INFORMATION SHOWN start

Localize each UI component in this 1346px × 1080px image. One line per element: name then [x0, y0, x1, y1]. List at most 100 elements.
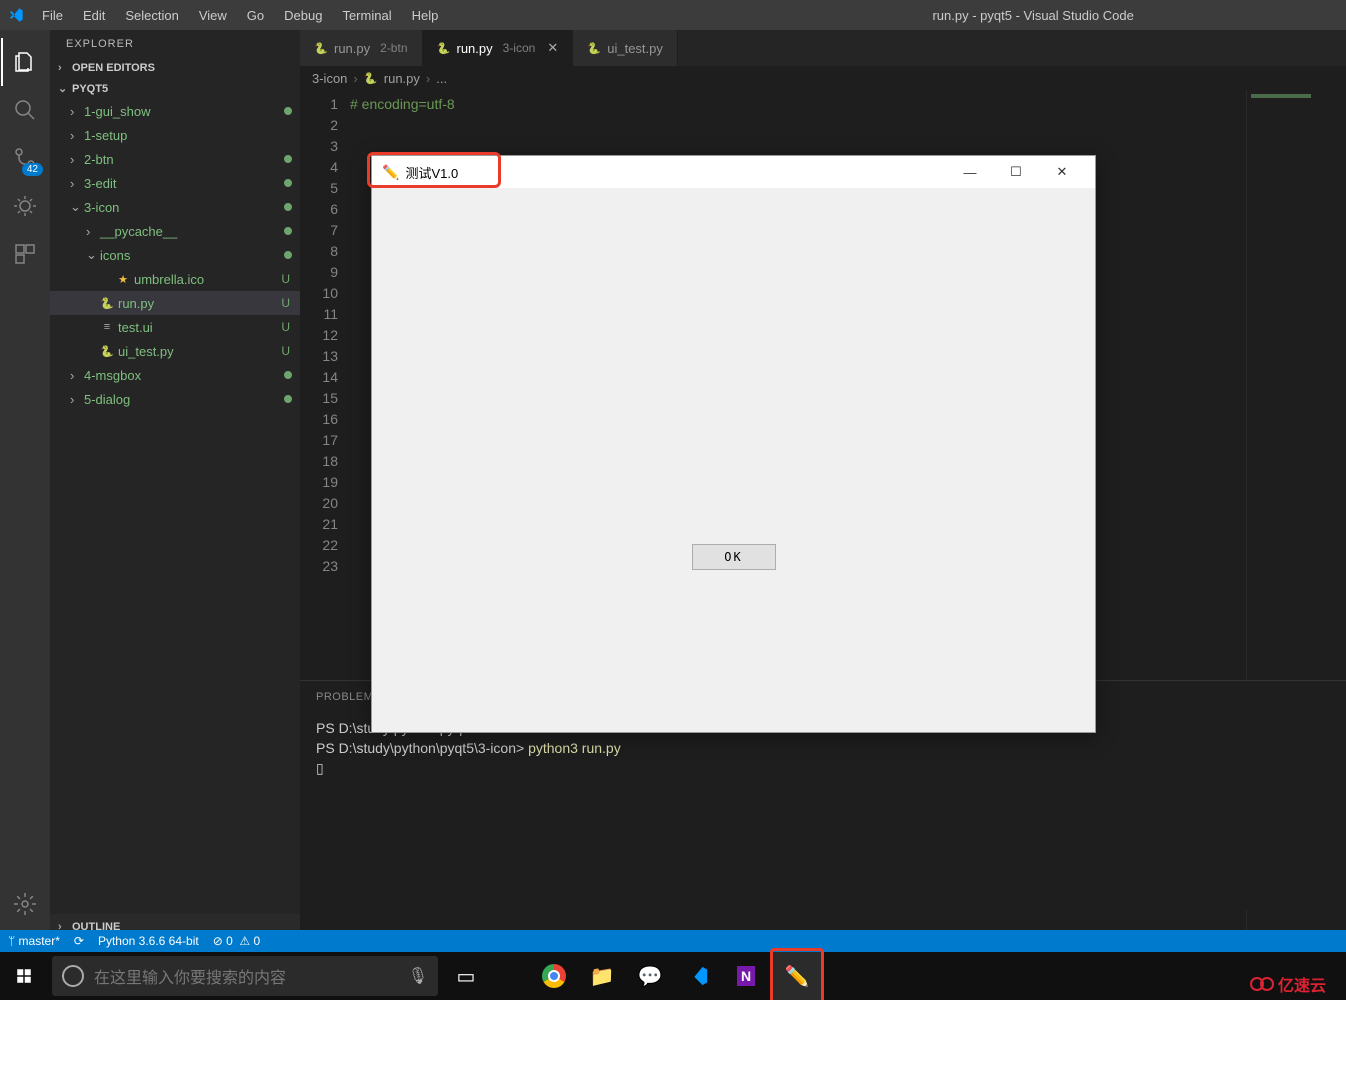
- chevron-icon: [86, 247, 96, 263]
- search-placeholder: 在这里输入你要搜索的内容: [94, 964, 398, 988]
- breadcrumb-sep: ›: [353, 71, 357, 86]
- mic-icon[interactable]: 🎙: [408, 966, 428, 986]
- untracked-badge: U: [281, 296, 290, 310]
- menu-go[interactable]: Go: [237, 4, 274, 27]
- activity-extensions[interactable]: [1, 230, 49, 278]
- close-button[interactable]: ✕: [1039, 156, 1085, 188]
- taskbar-search[interactable]: 在这里输入你要搜索的内容 🎙: [52, 956, 438, 996]
- activity-scm[interactable]: 42: [1, 134, 49, 182]
- python-icon: 🐍: [100, 344, 114, 358]
- tree-item-icons[interactable]: icons: [50, 243, 300, 267]
- cortana-icon: [62, 965, 84, 987]
- tree-item-umbrella-ico[interactable]: ★umbrella.icoU: [50, 267, 300, 291]
- activity-explorer[interactable]: [1, 38, 49, 86]
- breadcrumb-sep: ›: [426, 71, 430, 86]
- tree-item-3-edit[interactable]: 3-edit: [50, 171, 300, 195]
- status-problems[interactable]: ⊘ 0 ⚠ 0: [213, 934, 261, 948]
- menu-edit[interactable]: Edit: [73, 4, 115, 27]
- tree-item-2-btn[interactable]: 2-btn: [50, 147, 300, 171]
- bottom-whitespace: [0, 1000, 1346, 1080]
- minimize-button[interactable]: —: [947, 156, 993, 188]
- status-python[interactable]: Python 3.6.6 64-bit: [98, 934, 199, 948]
- tree-label: 5-dialog: [84, 392, 280, 407]
- untracked-badge: U: [281, 320, 290, 334]
- activity-settings[interactable]: [1, 880, 49, 928]
- pyqt-titlebar[interactable]: ✏️ 测试V1.0 — ☐ ✕: [372, 156, 1095, 188]
- taskbar-chrome[interactable]: [530, 952, 578, 1000]
- menu-debug[interactable]: Debug: [274, 4, 332, 27]
- untracked-badge: U: [281, 344, 290, 358]
- tree-item-1-gui-show[interactable]: 1-gui_show: [50, 99, 300, 123]
- python-icon: 🐍: [314, 41, 328, 55]
- vscode-icon: [8, 7, 24, 23]
- files-icon: [13, 50, 37, 74]
- tab-filename: ui_test.py: [607, 41, 663, 56]
- menu-file[interactable]: File: [32, 4, 73, 27]
- taskbar-highlight: ✏️: [770, 948, 824, 1004]
- tab-run-py[interactable]: 🐍run.py3-icon✕: [423, 30, 574, 66]
- python-icon: 🐍: [587, 41, 601, 55]
- tree-item-3-icon[interactable]: 3-icon: [50, 195, 300, 219]
- tree-label: 3-edit: [84, 176, 280, 191]
- menu-bar: File Edit Selection View Go Debug Termin…: [32, 4, 448, 27]
- chevron-icon: [70, 176, 80, 191]
- tree-label: run.py: [118, 296, 277, 311]
- open-editors-section[interactable]: OPEN EDITORS: [50, 58, 300, 78]
- close-icon[interactable]: ✕: [547, 40, 558, 56]
- tree-item-test-ui[interactable]: ≡ test.ui U: [50, 315, 300, 339]
- python-icon: 🐍: [364, 71, 378, 85]
- tree-label: 2-btn: [84, 152, 280, 167]
- tree-label: test.ui: [118, 320, 277, 335]
- tree-label: 3-icon: [84, 200, 280, 215]
- tree-item-run-py[interactable]: 🐍run.pyU: [50, 291, 300, 315]
- modified-dot: [284, 203, 292, 211]
- maximize-button[interactable]: ☐: [993, 156, 1039, 188]
- breadcrumb-part[interactable]: run.py: [384, 71, 420, 86]
- tree-item-4-msgbox[interactable]: 4-msgbox: [50, 363, 300, 387]
- scm-badge: 42: [22, 163, 43, 176]
- chevron-icon: [70, 368, 80, 383]
- start-button[interactable]: [0, 952, 48, 1000]
- ui-icon: ≡: [100, 320, 114, 334]
- activity-bar: 42: [0, 30, 50, 940]
- extensions-icon: [13, 242, 37, 266]
- breadcrumb-part[interactable]: ...: [436, 71, 447, 86]
- project-section[interactable]: PYQT5: [50, 78, 300, 99]
- taskbar-wechat[interactable]: 💬: [626, 952, 674, 1000]
- menu-terminal[interactable]: Terminal: [332, 4, 401, 27]
- menu-view[interactable]: View: [189, 4, 237, 27]
- pencil-icon: ✏️: [382, 164, 399, 181]
- activity-debug[interactable]: [1, 182, 49, 230]
- breadcrumb[interactable]: 3-icon › 🐍 run.py › ...: [300, 66, 1346, 90]
- window-title: run.py - pyqt5 - Visual Studio Code: [728, 8, 1338, 23]
- windows-icon: [15, 967, 33, 985]
- python-icon: 🐍: [437, 41, 451, 55]
- modified-dot: [284, 251, 292, 259]
- menu-selection[interactable]: Selection: [115, 4, 188, 27]
- chevron-icon: [70, 392, 80, 407]
- tab-folder: 2-btn: [380, 41, 407, 55]
- ok-button[interactable]: OK: [692, 544, 776, 570]
- modified-dot: [284, 371, 292, 379]
- menu-help[interactable]: Help: [402, 4, 449, 27]
- tree-item-5-dialog[interactable]: 5-dialog: [50, 387, 300, 411]
- modified-dot: [284, 155, 292, 163]
- chevron-icon: [86, 224, 96, 239]
- taskbar-onenote[interactable]: N: [722, 952, 770, 1000]
- modified-dot: [284, 227, 292, 235]
- tree-item---pycache--[interactable]: __pycache__: [50, 219, 300, 243]
- task-view[interactable]: ▭: [442, 952, 490, 1000]
- breadcrumb-part[interactable]: 3-icon: [312, 71, 347, 86]
- tree-item-ui-test-py[interactable]: 🐍ui_test.pyU: [50, 339, 300, 363]
- modified-dot: [284, 395, 292, 403]
- taskbar-vscode[interactable]: [674, 952, 722, 1000]
- tab-run-py[interactable]: 🐍run.py2-btn: [300, 30, 423, 66]
- chevron-icon: [70, 128, 80, 143]
- tree-item-1-setup[interactable]: 1-setup: [50, 123, 300, 147]
- status-sync[interactable]: ⟳: [74, 934, 84, 948]
- taskbar-explorer[interactable]: 📁: [578, 952, 626, 1000]
- taskbar-app-running[interactable]: ✏️: [773, 952, 821, 1000]
- tab-ui_test-py[interactable]: 🐍 ui_test.py: [573, 30, 678, 66]
- activity-search[interactable]: [1, 86, 49, 134]
- status-branch[interactable]: ᛘ master*: [8, 934, 60, 948]
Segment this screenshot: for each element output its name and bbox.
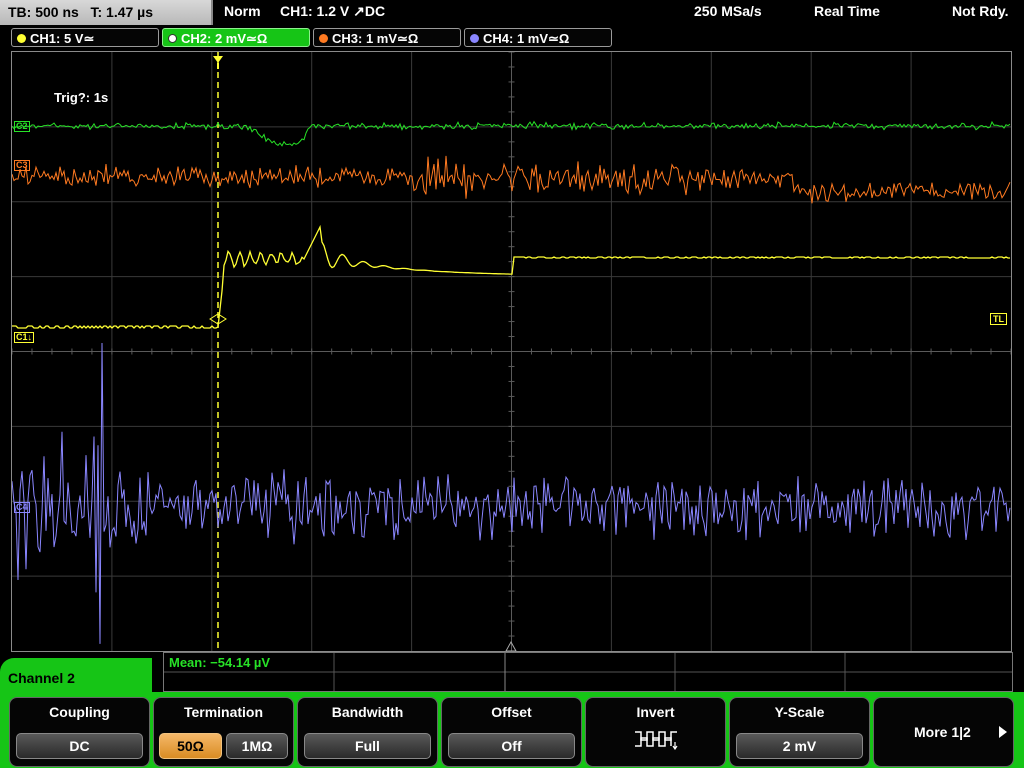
tab-ch4[interactable]: CH4: 1 mV≃Ω <box>464 28 612 47</box>
coupling-value[interactable]: DC <box>16 733 143 759</box>
measurement-panel <box>163 652 1013 692</box>
termination-50ohm[interactable]: 50Ω <box>159 733 222 759</box>
waveform-display[interactable]: C2 C3 C1↓ C4 TL Trig?: 1s <box>11 51 1012 652</box>
ch3-ref-marker[interactable]: C3 <box>14 160 30 171</box>
yscale-label: Y-Scale <box>774 704 825 720</box>
trigger-info[interactable]: CH1: 1.2 V ↗DC <box>280 3 385 20</box>
ch3-dot-icon <box>319 34 328 43</box>
termination-softkey[interactable]: Termination 50Ω 1MΩ <box>153 697 294 767</box>
offset-value[interactable]: Off <box>448 733 575 759</box>
ready-state: Not Rdy. <box>952 3 1009 19</box>
ch1-dot-icon <box>17 34 26 43</box>
acquisition-mode: Real Time <box>814 3 880 19</box>
bandwidth-value[interactable]: Full <box>304 733 431 759</box>
tab-ch3-label: CH3: 1 mV≃Ω <box>332 31 419 46</box>
offset-softkey[interactable]: Offset Off <box>441 697 582 767</box>
graticule-grid <box>12 52 1011 651</box>
timebase-value: TB: 500 ns <box>8 4 79 20</box>
trigger-level-marker[interactable]: TL <box>990 313 1007 325</box>
trigger-mode[interactable]: Norm <box>224 3 261 19</box>
ch2-ref-marker[interactable]: C2 <box>14 121 30 132</box>
mean-measurement: Mean: −54.14 µV <box>169 655 271 670</box>
coupling-softkey[interactable]: Coupling DC <box>9 697 150 767</box>
more-softkey[interactable]: More 1|2 <box>873 697 1014 767</box>
invert-softkey[interactable]: Invert <box>585 697 726 767</box>
tab-ch3[interactable]: CH3: 1 mV≃Ω <box>313 28 461 47</box>
tab-ch1[interactable]: CH1: 5 V≃ <box>11 28 159 47</box>
trigger-status: Trig?: 1s <box>54 90 109 105</box>
timebase-box[interactable]: TB: 500 ns T: 1.47 µs <box>0 0 213 25</box>
bandwidth-softkey[interactable]: Bandwidth Full <box>297 697 438 767</box>
coupling-label: Coupling <box>49 704 110 720</box>
termination-label: Termination <box>183 704 264 720</box>
sample-rate: 250 MSa/s <box>694 3 762 19</box>
ch4-ref-marker[interactable]: C4 <box>14 502 30 513</box>
tab-ch1-label: CH1: 5 V≃ <box>30 31 95 46</box>
tab-ch4-label: CH4: 1 mV≃Ω <box>483 31 570 46</box>
invert-waveform-icon <box>635 731 678 750</box>
ch4-dot-icon <box>470 34 479 43</box>
yscale-softkey[interactable]: Y-Scale 2 mV <box>729 697 870 767</box>
trigger-marker-icon <box>213 56 223 63</box>
ch1-ref-marker[interactable]: C1↓ <box>14 332 35 343</box>
more-label: More 1|2 <box>914 724 971 740</box>
tab-ch2[interactable]: CH2: 2 mV≃Ω <box>162 28 310 47</box>
termination-1mohm[interactable]: 1MΩ <box>226 733 288 759</box>
next-page-icon <box>999 726 1007 738</box>
ch2-dot-icon <box>168 34 177 43</box>
menu-title: Channel 2 <box>0 658 152 698</box>
invert-label: Invert <box>636 704 675 720</box>
yscale-value[interactable]: 2 mV <box>736 733 863 759</box>
trigger-time-value: T: 1.47 µs <box>90 4 154 20</box>
bandwidth-label: Bandwidth <box>331 704 404 720</box>
offset-label: Offset <box>491 704 532 720</box>
waveform-canvas <box>12 52 1011 651</box>
tab-ch2-label: CH2: 2 mV≃Ω <box>181 31 268 46</box>
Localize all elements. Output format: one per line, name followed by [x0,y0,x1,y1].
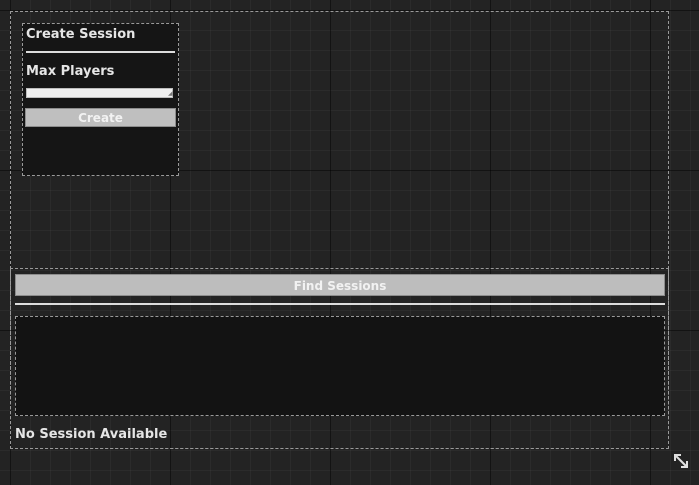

INFORMATION SHOWN end

Render everything from the line containing "- chevron-icon: [86, 247, 96, 263]" down to the line containing "- activity-extensions[interactable]: [1, 230, 49, 278]" as a Markdown table with two columns: Row, holding a running number, and Line, holding the text of that line. Leave out any blank lines.

| Row | Line |
|---|---|
| 1 | - chevron-icon: [86, 247, 96, 263] |
| 2 | - search-placeholder: 在这里输入你要搜索的内容: [94, 964, 398, 988] |
| 3 | - breadcrumb-sep: ›: [353, 71, 357, 86] |
| 4 | - mic-icon[interactable]: 🎙: [408, 966, 428, 986] |
| 5 | - untracked-badge: U: [281, 296, 290, 310] |
| 6 | - menu-go[interactable]: Go: [237, 4, 274, 27] |
| 7 | - activity-extensions[interactable]: [1, 230, 49, 278] |